Extracted data entries

## begin

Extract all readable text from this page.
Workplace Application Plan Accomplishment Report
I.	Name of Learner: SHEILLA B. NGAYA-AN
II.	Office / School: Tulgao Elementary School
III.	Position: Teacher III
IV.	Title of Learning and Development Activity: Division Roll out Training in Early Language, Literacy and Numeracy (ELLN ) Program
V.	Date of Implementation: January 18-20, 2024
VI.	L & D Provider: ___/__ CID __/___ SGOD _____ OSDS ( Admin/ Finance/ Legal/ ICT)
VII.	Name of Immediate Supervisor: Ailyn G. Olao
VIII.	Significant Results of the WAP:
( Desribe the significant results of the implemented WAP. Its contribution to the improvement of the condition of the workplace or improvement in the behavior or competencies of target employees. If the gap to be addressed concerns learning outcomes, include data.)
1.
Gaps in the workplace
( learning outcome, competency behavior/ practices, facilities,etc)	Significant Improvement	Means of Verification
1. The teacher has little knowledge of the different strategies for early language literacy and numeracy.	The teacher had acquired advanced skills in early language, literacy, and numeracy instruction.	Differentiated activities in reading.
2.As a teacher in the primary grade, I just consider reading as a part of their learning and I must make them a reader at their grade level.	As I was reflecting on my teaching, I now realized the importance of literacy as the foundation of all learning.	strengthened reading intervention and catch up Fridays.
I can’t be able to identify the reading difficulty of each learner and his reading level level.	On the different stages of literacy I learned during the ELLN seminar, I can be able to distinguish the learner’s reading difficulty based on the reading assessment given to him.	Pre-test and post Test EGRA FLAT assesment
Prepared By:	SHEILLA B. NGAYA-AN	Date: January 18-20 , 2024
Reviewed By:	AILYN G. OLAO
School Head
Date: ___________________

## end

To do: Write out every line of the entries that holds the word "different".

Answer to the problem:
1. The teacher has little knowledge of the different strategies for early language literacy and numeracy.	The teacher had acquired advanced skills in early language, literacy, and numeracy instruction.	Differentiated activities in reading.
I can’t be able to identify the reading difficulty of each learner and his reading level level.	On the different stages of literacy I learned during the ELLN seminar, I can be able to distinguish the learner’s reading difficulty based on the reading assessment given to him.	Pre-test and post Test EGRA FLAT assesment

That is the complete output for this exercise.